> **What you need to do**
Repeat every line of the material, character for character.

> **Data lines**
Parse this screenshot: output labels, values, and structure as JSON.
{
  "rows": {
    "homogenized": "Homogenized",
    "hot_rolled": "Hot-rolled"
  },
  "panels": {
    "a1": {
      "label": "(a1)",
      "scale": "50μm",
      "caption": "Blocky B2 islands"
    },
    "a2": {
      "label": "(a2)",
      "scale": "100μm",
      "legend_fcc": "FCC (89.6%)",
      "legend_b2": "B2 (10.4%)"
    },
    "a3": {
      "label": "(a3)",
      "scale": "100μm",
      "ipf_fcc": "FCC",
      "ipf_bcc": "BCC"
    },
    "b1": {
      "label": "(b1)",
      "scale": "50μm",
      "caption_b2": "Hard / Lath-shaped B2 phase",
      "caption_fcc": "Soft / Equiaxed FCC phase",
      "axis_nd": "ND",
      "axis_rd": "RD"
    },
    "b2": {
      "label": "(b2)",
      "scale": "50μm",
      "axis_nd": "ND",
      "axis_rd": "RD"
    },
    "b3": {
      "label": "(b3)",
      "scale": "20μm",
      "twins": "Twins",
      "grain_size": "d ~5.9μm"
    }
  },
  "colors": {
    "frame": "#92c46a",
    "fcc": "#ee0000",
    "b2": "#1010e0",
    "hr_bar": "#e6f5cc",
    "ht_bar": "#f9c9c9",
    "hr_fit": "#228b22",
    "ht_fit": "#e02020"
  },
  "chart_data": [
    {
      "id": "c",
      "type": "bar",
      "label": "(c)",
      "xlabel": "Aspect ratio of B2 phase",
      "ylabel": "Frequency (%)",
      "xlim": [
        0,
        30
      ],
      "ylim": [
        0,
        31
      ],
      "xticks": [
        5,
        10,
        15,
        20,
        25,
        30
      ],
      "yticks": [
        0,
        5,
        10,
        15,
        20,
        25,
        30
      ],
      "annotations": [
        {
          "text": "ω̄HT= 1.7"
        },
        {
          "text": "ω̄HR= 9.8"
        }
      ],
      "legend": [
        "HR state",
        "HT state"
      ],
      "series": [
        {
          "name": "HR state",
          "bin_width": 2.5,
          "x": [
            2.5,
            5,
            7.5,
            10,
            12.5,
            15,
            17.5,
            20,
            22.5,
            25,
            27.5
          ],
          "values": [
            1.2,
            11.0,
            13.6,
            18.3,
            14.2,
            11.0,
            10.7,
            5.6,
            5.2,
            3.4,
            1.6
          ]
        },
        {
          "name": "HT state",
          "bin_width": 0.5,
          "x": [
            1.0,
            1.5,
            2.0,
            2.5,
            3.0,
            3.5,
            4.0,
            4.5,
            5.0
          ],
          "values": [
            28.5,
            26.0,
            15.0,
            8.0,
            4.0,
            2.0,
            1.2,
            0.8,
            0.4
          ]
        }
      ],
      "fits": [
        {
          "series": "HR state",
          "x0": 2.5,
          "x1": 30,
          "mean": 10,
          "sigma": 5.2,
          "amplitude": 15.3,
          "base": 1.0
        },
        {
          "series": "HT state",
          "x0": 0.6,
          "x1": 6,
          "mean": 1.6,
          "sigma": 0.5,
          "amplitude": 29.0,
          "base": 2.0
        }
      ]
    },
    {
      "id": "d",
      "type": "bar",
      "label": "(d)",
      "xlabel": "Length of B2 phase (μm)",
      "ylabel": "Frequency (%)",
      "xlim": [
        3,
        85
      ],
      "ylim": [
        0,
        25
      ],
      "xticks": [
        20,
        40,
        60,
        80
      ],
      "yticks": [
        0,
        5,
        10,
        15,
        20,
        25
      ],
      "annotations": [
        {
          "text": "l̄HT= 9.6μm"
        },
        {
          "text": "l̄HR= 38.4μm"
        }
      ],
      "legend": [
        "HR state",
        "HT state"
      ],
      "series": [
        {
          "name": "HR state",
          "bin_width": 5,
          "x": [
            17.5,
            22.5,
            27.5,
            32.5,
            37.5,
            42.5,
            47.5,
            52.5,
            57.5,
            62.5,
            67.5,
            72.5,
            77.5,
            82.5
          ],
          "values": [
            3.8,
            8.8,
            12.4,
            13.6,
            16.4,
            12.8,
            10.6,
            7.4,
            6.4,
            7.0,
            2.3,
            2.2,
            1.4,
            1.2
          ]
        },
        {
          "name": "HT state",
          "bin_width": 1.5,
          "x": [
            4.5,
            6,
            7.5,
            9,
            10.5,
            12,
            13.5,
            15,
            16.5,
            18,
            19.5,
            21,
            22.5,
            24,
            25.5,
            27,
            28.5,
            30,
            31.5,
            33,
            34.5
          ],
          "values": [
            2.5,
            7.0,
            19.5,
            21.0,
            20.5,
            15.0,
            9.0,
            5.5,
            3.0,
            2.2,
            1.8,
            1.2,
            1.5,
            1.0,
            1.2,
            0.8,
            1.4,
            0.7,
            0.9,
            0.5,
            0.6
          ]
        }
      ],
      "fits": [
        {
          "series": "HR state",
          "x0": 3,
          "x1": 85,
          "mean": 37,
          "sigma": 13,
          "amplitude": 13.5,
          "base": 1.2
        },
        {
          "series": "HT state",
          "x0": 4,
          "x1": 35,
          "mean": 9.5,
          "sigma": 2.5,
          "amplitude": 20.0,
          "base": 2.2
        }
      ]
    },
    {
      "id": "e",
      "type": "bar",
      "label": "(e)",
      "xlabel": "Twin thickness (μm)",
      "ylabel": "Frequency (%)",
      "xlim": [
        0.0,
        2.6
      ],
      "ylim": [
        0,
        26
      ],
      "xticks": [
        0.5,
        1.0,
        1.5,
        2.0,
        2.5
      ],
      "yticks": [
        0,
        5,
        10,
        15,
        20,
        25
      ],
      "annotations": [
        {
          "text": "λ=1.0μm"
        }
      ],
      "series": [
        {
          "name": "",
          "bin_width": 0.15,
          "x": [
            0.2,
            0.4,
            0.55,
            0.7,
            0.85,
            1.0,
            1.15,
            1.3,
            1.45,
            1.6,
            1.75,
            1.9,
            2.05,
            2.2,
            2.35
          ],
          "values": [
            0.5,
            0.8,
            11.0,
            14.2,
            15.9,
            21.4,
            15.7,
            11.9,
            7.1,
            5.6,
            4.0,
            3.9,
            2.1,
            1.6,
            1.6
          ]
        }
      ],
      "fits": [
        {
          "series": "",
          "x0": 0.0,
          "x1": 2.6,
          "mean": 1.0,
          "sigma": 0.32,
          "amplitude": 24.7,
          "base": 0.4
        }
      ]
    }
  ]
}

> **Final result**
Parse this screenshot: output labels, values, and structure as JSON.
{
  "rows": {
    "homogenized": "Homogenized",
    "hot_rolled": "Hot-rolled"
  },
  "panels": {
    "a1": {
      "label": "(a1)",
      "scale": "50μm",
      "caption": "Blocky B2 islands"
    },
    "a2": {
      "label": "(a2)",
      "scale": "100μm",
      "legend_fcc": "FCC (89.6%)",
      "legend_b2": "B2 (10.4%)"
    },
    "a3": {
      "label": "(a3)",
      "scale": "100μm",
      "ipf_fcc": "FCC",
      "ipf_bcc": "BCC"
    },
    "b1": {
      "label": "(b1)",
      "scale": "50μm",
      "caption_b2": "Hard / Lath-shaped B2 phase",
      "caption_fcc": "Soft / Equiaxed FCC phase",
      "axis_nd": "ND",
      "axis_rd": "RD"
    },
    "b2": {
      "label": "(b2)",
      "scale": "50μm",
      "axis_nd": "ND",
      "axis_rd": "RD"
    },
    "b3": {
      "label": "(b3)",
      "scale": "20μm",
      "twins": "Twins",
      "grain_size": "d ~5.9μm"
    }
  },
  "colors": {
    "frame": "#92c46a",
    "fcc": "#ee0000",
    "b2": "#1010e0",
    "hr_bar": "#e6f5cc",
    "ht_bar": "#f9c9c9",
    "hr_fit": "#228b22",
    "ht_fit": "#e02020"
  },
  "chart_data": [
    {
      "id": "c",
      "type": "bar",
      "label": "(c)",
      "xlabel": "Aspect ratio of B2 phase",
      "ylabel": "Frequency (%)",
      "xlim": [
        0,
        30
      ],
      "ylim": [
        0,
        31
      ],
      "xticks": [
        5,
        10,
        15,
        20,
        25,
        30
      ],
      "yticks": [
        0,
        5,
        10,
        15,
        20,
        25,
        30
      ],
      "annotations": [
        {
          "text": "ω̄HT= 1.7"
        },
        {
          "text": "ω̄HR= 9.8"
        }
      ],
      "legend": [
        "HR state",
        "HT state"
      ],
      "series": [
        {
          "name": "HR state",
          "bin_width": 2.5,
          "x": [
            2.5,
            5,
            7.5,
            10,
            12.5,
            15,
            17.5,
            20,
            22.5,
            25,
            27.5
          ],
          "values": [
            1.2,
            11.0,
            13.6,
            18.3,
            14.2,
            11.0,
            10.7,
            5.6,
            5.2,
            3.4,
            1.6
          ]
        },
        {
          "name": "HT state",
          "bin_width": 0.5,
          "x": [
            1.0,
            1.5,
            2.0,
            2.5,
            3.0,
            3.5,
            4.0,
            4.5,
            5.0
          ],
          "values": [
            28.5,
            26.0,
            15.0,
            8.0,
            4.0,
            2.0,
            1.2,
            0.8,
            0.4
          ]
        }
      ],
      "fits": [
        {
          "series": "HR state",
          "x0": 2.5,
          "x1": 30,
          "mean": 10,
          "sigma": 5.2,
          "amplitude": 15.3,
          "base": 1.0
        },
        {
          "series": "HT state",
          "x0": 0.6,
          "x1": 6,
          "mean": 1.6,
          "sigma": 0.5,
          "amplitude": 29.0,
          "base": 2.0
        }
      ]
    },
    {
      "id": "d",
      "type": "bar",
      "label": "(d)",
      "xlabel": "Length of B2 phase (μm)",
      "ylabel": "Frequency (%)",
      "xlim": [
        3,
        85
      ],
      "ylim": [
        0,
        25
      ],
      "xticks": [
        20,
        40,
        60,
        80
      ],
      "yticks": [
        0,
        5,
        10,
        15,
        20,
        25
      ],
      "annotations": [
        {
          "text": "l̄HT= 9.6μm"
        },
        {
          "text": "l̄HR= 38.4μm"
        }
      ],
      "legend": [
        "HR state",
        "HT state"
      ],
      "series": [
        {
          "name": "HR state",
          "bin_width": 5,
          "x": [
            17.5,
            22.5,
            27.5,
            32.5,
            37.5,
            42.5,
            47.5,
            52.5,
            57.5,
            62.5,
            67.5,
            72.5,
            77.5,
            82.5
          ],
          "values": [
            3.8,
            8.8,
            12.4,
            13.6,
            16.4,
            12.8,
            10.6,
            7.4,
            6.4,
            7.0,
            2.3,
            2.2,
            1.4,
            1.2
          ]
        },
        {
          "name": "HT state",
          "bin_width": 1.5,
          "x": [
            4.5,
            6,
            7.5,
            9,
            10.5,
            12,
            13.5,
            15,
            16.5,
            18,
            19.5,
            21,
            22.5,
            24,
            25.5,
            27,
            28.5,
            30,
            31.5,
            33,
            34.5
          ],
          "values": [
            2.5,
            7.0,
            19.5,
            21.0,
            20.5,
            15.0,
            9.0,
            5.5,
            3.0,
            2.2,
            1.8,
            1.2,
            1.5,
            1.0,
            1.2,
            0.8,
            1.4,
            0.7,
            0.9,
            0.5,
            0.6
          ]
        }
      ],
      "fits": [
        {
          "series": "HR state",
          "x0": 3,
          "x1": 85,
          "mean": 37,
          "sigma": 13,
          "amplitude": 13.5,
          "base": 1.2
        },
        {
          "series": "HT state",
          "x0": 4,
          "x1": 35,
          "mean": 9.5,
          "sigma": 2.5,
          "amplitude": 20.0,
          "base": 2.2
        }
      ]
    },
    {
      "id": "e",
      "type": "bar",
      "label": "(e)",
      "xlabel": "Twin thickness (μm)",
      "ylabel": "Frequency (%)",
      "xlim": [
        0.0,
        2.6
      ],
      "ylim": [
        0,
        26
      ],
      "xticks": [
        0.5,
        1.0,
        1.5,
        2.0,
        2.5
      ],
      "yticks": [
        0,
        5,
        10,
        15,
        20,
        25
      ],
      "annotations": [
        {
          "text": "λ=1.0μm"
        }
      ],
      "series": [
        {
          "name": "",
          "bin_width": 0.15,
          "x": [
            0.2,
            0.4,
            0.55,
            0.7,
            0.85,
            1.0,
            1.15,
            1.3,
            1.45,
            1.6,
            1.75,
            1.9,
            2.05,
            2.2,
            2.35
          ],
          "values": [
            0.5,
            0.8,
            11.0,
            14.2,
            15.9,
            21.4,
            15.7,
            11.9,
            7.1,
            5.6,
            4.0,
            3.9,
            2.1,
            1.6,
            1.6
          ]
        }
      ],
      "fits": [
        {
          "series": "",
          "x0": 0.0,
          "x1": 2.6,
          "mean": 1.0,
          "sigma": 0.32,
          "amplitude": 24.7,
          "base": 0.4
        }
      ]
    }
  ]
}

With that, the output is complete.